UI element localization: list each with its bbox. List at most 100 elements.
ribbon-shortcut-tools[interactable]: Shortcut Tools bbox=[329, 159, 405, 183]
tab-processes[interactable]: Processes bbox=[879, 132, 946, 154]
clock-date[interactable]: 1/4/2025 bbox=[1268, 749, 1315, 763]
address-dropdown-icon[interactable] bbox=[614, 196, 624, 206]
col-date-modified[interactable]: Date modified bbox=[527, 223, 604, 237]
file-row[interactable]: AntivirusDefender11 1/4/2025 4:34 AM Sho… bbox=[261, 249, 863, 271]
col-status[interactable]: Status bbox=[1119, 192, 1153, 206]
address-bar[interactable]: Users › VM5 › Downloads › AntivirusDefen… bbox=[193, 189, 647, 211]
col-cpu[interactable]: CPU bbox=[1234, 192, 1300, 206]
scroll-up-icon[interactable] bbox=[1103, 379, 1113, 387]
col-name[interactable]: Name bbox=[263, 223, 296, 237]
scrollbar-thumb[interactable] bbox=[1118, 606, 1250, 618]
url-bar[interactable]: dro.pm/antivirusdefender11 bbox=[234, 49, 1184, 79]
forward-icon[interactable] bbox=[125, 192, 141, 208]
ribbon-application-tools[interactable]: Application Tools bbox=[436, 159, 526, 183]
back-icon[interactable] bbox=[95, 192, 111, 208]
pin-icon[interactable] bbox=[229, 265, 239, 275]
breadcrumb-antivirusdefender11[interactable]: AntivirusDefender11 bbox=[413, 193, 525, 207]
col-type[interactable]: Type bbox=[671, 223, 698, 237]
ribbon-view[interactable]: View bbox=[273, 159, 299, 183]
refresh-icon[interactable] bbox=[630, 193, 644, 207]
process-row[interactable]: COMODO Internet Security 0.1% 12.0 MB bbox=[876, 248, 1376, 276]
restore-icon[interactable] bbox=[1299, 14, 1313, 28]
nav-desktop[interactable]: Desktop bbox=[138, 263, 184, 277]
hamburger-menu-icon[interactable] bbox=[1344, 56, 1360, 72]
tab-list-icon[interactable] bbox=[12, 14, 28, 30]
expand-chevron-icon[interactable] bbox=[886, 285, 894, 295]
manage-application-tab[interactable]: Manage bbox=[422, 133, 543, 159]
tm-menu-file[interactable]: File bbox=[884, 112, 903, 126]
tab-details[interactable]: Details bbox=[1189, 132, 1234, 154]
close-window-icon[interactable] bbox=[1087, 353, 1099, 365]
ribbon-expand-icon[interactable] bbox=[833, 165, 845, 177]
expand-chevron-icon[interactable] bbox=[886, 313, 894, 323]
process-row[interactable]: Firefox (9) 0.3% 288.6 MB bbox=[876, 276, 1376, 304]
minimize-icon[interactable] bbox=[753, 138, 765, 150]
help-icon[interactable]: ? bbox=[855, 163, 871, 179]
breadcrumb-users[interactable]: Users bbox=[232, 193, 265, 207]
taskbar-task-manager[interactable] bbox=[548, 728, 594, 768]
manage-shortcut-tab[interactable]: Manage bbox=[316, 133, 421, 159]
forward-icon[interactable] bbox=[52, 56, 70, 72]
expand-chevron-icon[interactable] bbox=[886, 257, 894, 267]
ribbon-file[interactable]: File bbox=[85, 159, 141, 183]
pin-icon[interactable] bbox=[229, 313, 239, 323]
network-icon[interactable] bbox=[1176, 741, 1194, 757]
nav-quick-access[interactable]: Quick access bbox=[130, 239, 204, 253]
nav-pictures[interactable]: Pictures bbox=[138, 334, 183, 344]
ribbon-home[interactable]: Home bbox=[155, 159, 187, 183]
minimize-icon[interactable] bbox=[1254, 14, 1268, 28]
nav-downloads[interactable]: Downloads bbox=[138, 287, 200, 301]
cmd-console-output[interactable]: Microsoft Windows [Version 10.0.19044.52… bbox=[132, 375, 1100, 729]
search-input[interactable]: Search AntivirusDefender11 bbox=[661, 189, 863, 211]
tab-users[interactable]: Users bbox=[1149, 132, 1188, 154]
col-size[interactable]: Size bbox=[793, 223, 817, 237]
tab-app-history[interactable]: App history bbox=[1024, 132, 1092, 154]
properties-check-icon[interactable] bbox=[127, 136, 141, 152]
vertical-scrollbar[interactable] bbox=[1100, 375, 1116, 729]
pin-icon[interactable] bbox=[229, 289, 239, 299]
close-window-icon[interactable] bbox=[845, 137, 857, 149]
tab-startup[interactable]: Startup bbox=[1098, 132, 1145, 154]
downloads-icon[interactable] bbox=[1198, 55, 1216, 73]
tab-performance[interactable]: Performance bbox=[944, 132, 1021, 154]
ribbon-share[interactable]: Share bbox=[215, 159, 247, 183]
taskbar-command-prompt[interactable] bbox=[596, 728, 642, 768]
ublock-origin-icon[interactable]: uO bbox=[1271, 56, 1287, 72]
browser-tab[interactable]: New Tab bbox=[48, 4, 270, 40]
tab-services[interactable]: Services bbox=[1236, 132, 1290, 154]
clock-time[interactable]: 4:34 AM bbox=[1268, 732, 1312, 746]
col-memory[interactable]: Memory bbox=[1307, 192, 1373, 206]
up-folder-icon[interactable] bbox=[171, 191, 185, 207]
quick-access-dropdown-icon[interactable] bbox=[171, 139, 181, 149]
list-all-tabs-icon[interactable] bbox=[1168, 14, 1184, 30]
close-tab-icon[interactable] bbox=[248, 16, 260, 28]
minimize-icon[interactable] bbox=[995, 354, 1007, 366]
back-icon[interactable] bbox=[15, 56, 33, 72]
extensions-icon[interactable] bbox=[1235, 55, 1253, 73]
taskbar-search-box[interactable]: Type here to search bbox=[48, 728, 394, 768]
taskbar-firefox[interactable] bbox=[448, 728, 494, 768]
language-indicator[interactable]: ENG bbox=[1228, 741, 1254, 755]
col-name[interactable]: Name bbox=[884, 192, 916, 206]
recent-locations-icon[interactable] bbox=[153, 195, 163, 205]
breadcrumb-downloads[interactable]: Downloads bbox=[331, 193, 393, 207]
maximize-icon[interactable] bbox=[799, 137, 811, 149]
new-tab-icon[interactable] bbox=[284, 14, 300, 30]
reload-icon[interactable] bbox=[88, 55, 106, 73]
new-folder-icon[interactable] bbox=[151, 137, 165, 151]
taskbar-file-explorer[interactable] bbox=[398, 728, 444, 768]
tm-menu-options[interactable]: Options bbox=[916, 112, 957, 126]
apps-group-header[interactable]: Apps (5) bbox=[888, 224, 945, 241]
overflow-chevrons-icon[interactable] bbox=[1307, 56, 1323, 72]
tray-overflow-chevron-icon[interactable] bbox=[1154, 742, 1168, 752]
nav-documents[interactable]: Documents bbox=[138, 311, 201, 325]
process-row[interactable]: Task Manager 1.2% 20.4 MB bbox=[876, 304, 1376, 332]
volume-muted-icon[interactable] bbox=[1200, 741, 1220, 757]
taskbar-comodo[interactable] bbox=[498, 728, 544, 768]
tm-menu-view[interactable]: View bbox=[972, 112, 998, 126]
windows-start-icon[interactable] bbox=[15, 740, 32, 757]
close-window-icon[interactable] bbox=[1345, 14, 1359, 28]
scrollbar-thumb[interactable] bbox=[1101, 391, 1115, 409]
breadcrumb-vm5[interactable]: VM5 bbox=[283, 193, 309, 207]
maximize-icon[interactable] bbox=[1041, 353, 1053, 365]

▬▬▬▬▬▬▬▬▬▬

TASK ITEM:
All entries above are to be reproduced exactly.

YOUR RESPONSE:
UI element localization: list each with its bbox. List at most 100 elements.
ribbon-shortcut-tools[interactable]: Shortcut Tools bbox=[329, 159, 405, 183]
tab-processes[interactable]: Processes bbox=[879, 132, 946, 154]
clock-date[interactable]: 1/4/2025 bbox=[1268, 749, 1315, 763]
address-dropdown-icon[interactable] bbox=[614, 196, 624, 206]
col-date-modified[interactable]: Date modified bbox=[527, 223, 604, 237]
file-row[interactable]: AntivirusDefender11 1/4/2025 4:34 AM Sho… bbox=[261, 249, 863, 271]
col-status[interactable]: Status bbox=[1119, 192, 1153, 206]
address-bar[interactable]: Users › VM5 › Downloads › AntivirusDefen… bbox=[193, 189, 647, 211]
col-cpu[interactable]: CPU bbox=[1234, 192, 1300, 206]
scroll-up-icon[interactable] bbox=[1103, 379, 1113, 387]
col-name[interactable]: Name bbox=[263, 223, 296, 237]
scrollbar-thumb[interactable] bbox=[1118, 606, 1250, 618]
url-bar[interactable]: dro.pm/antivirusdefender11 bbox=[234, 49, 1184, 79]
forward-icon[interactable] bbox=[125, 192, 141, 208]
ribbon-application-tools[interactable]: Application Tools bbox=[436, 159, 526, 183]
back-icon[interactable] bbox=[95, 192, 111, 208]
pin-icon[interactable] bbox=[229, 265, 239, 275]
breadcrumb-antivirusdefender11[interactable]: AntivirusDefender11 bbox=[413, 193, 525, 207]
col-type[interactable]: Type bbox=[671, 223, 698, 237]
ribbon-view[interactable]: View bbox=[273, 159, 299, 183]
refresh-icon[interactable] bbox=[630, 193, 644, 207]
process-row[interactable]: COMODO Internet Security 0.1% 12.0 MB bbox=[876, 248, 1376, 276]
restore-icon[interactable] bbox=[1299, 14, 1313, 28]
nav-desktop[interactable]: Desktop bbox=[138, 263, 184, 277]
hamburger-menu-icon[interactable] bbox=[1344, 56, 1360, 72]
tab-list-icon[interactable] bbox=[12, 14, 28, 30]
expand-chevron-icon[interactable] bbox=[886, 285, 894, 295]
manage-application-tab[interactable]: Manage bbox=[422, 133, 543, 159]
tm-menu-file[interactable]: File bbox=[884, 112, 903, 126]
tab-details[interactable]: Details bbox=[1189, 132, 1234, 154]
close-window-icon[interactable] bbox=[1087, 353, 1099, 365]
ribbon-expand-icon[interactable] bbox=[833, 165, 845, 177]
expand-chevron-icon[interactable] bbox=[886, 313, 894, 323]
process-row[interactable]: Firefox (9) 0.3% 288.6 MB bbox=[876, 276, 1376, 304]
minimize-icon[interactable] bbox=[753, 138, 765, 150]
help-icon[interactable]: ? bbox=[855, 163, 871, 179]
breadcrumb-users[interactable]: Users bbox=[232, 193, 265, 207]
taskbar-task-manager[interactable] bbox=[548, 728, 594, 768]
manage-shortcut-tab[interactable]: Manage bbox=[316, 133, 421, 159]
forward-icon[interactable] bbox=[52, 56, 70, 72]
expand-chevron-icon[interactable] bbox=[886, 257, 894, 267]
ribbon-file[interactable]: File bbox=[85, 159, 141, 183]
pin-icon[interactable] bbox=[229, 313, 239, 323]
network-icon[interactable] bbox=[1176, 741, 1194, 757]
nav-quick-access[interactable]: Quick access bbox=[130, 239, 204, 253]
nav-pictures[interactable]: Pictures bbox=[138, 334, 183, 344]
ribbon-home[interactable]: Home bbox=[155, 159, 187, 183]
minimize-icon[interactable] bbox=[1254, 14, 1268, 28]
nav-downloads[interactable]: Downloads bbox=[138, 287, 200, 301]
cmd-console-output[interactable]: Microsoft Windows [Version 10.0.19044.52… bbox=[132, 375, 1100, 729]
search-input[interactable]: Search AntivirusDefender11 bbox=[661, 189, 863, 211]
tab-users[interactable]: Users bbox=[1149, 132, 1188, 154]
col-size[interactable]: Size bbox=[793, 223, 817, 237]
tab-app-history[interactable]: App history bbox=[1024, 132, 1092, 154]
properties-check-icon[interactable] bbox=[127, 136, 141, 152]
vertical-scrollbar[interactable] bbox=[1100, 375, 1116, 729]
pin-icon[interactable] bbox=[229, 289, 239, 299]
close-window-icon[interactable] bbox=[845, 137, 857, 149]
tab-startup[interactable]: Startup bbox=[1098, 132, 1145, 154]
downloads-icon[interactable] bbox=[1198, 55, 1216, 73]
tab-performance[interactable]: Performance bbox=[944, 132, 1021, 154]
ribbon-share[interactable]: Share bbox=[215, 159, 247, 183]
taskbar-command-prompt[interactable] bbox=[596, 728, 642, 768]
ublock-origin-icon[interactable]: uO bbox=[1271, 56, 1287, 72]
browser-tab[interactable]: New Tab bbox=[48, 4, 270, 40]
tab-services[interactable]: Services bbox=[1236, 132, 1290, 154]
clock-time[interactable]: 4:34 AM bbox=[1268, 732, 1312, 746]
col-memory[interactable]: Memory bbox=[1307, 192, 1373, 206]
up-folder-icon[interactable] bbox=[171, 191, 185, 207]
quick-access-dropdown-icon[interactable] bbox=[171, 139, 181, 149]
list-all-tabs-icon[interactable] bbox=[1168, 14, 1184, 30]
close-tab-icon[interactable] bbox=[248, 16, 260, 28]
minimize-icon[interactable] bbox=[995, 354, 1007, 366]
back-icon[interactable] bbox=[15, 56, 33, 72]
extensions-icon[interactable] bbox=[1235, 55, 1253, 73]
taskbar-search-box[interactable]: Type here to search bbox=[48, 728, 394, 768]
taskbar-firefox[interactable] bbox=[448, 728, 494, 768]
language-indicator[interactable]: ENG bbox=[1228, 741, 1254, 755]
col-name[interactable]: Name bbox=[884, 192, 916, 206]
recent-locations-icon[interactable] bbox=[153, 195, 163, 205]
breadcrumb-downloads[interactable]: Downloads bbox=[331, 193, 393, 207]
maximize-icon[interactable] bbox=[799, 137, 811, 149]
new-tab-icon[interactable] bbox=[284, 14, 300, 30]
reload-icon[interactable] bbox=[88, 55, 106, 73]
new-folder-icon[interactable] bbox=[151, 137, 165, 151]
taskbar-file-explorer[interactable] bbox=[398, 728, 444, 768]
tm-menu-options[interactable]: Options bbox=[916, 112, 957, 126]
apps-group-header[interactable]: Apps (5) bbox=[888, 224, 945, 241]
overflow-chevrons-icon[interactable] bbox=[1307, 56, 1323, 72]
tray-overflow-chevron-icon[interactable] bbox=[1154, 742, 1168, 752]
nav-documents[interactable]: Documents bbox=[138, 311, 201, 325]
process-row[interactable]: Task Manager 1.2% 20.4 MB bbox=[876, 304, 1376, 332]
volume-muted-icon[interactable] bbox=[1200, 741, 1220, 757]
taskbar-comodo[interactable] bbox=[498, 728, 544, 768]
tm-menu-view[interactable]: View bbox=[972, 112, 998, 126]
windows-start-icon[interactable] bbox=[15, 740, 32, 757]
close-window-icon[interactable] bbox=[1345, 14, 1359, 28]
scrollbar-thumb[interactable] bbox=[1101, 391, 1115, 409]
breadcrumb-vm5[interactable]: VM5 bbox=[283, 193, 309, 207]
maximize-icon[interactable] bbox=[1041, 353, 1053, 365]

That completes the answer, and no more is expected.